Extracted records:
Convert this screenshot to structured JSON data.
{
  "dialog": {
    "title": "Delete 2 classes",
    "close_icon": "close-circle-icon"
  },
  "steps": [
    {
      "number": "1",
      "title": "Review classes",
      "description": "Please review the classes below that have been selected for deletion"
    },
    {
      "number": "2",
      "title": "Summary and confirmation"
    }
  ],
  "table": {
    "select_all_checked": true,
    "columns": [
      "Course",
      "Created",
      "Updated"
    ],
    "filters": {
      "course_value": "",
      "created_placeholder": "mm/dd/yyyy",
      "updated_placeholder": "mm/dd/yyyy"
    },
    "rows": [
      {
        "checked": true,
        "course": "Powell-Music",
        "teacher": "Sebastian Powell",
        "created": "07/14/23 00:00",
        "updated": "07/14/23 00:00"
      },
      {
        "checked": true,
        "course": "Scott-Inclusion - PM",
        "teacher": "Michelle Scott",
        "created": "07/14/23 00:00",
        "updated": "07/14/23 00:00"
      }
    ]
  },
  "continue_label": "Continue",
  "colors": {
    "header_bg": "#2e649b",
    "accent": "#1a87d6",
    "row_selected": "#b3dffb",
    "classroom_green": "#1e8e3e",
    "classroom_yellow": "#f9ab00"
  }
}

...

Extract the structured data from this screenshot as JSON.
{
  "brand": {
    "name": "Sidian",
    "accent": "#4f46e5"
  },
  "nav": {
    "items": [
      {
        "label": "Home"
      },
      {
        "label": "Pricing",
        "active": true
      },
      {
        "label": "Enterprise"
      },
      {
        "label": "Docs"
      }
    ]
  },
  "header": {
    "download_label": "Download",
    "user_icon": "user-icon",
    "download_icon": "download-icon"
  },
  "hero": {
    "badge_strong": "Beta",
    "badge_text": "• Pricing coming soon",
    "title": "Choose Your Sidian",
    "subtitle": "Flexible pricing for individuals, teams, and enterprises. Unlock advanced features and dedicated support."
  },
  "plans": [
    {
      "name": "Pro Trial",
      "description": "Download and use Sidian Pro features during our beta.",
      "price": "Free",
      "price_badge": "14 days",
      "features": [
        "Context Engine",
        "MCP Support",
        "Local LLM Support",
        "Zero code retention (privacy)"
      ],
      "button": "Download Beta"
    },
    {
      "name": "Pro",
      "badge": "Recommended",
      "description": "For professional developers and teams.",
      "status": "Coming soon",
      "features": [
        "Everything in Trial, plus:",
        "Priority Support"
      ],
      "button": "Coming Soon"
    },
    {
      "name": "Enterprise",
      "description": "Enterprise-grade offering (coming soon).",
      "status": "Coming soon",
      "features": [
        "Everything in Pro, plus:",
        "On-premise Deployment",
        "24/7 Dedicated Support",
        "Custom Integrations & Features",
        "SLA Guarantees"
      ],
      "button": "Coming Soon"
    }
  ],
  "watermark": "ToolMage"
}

● **Given exercise**
Say how many lines of the data include the word "this". Respond with the number alone.

● **Task output**
2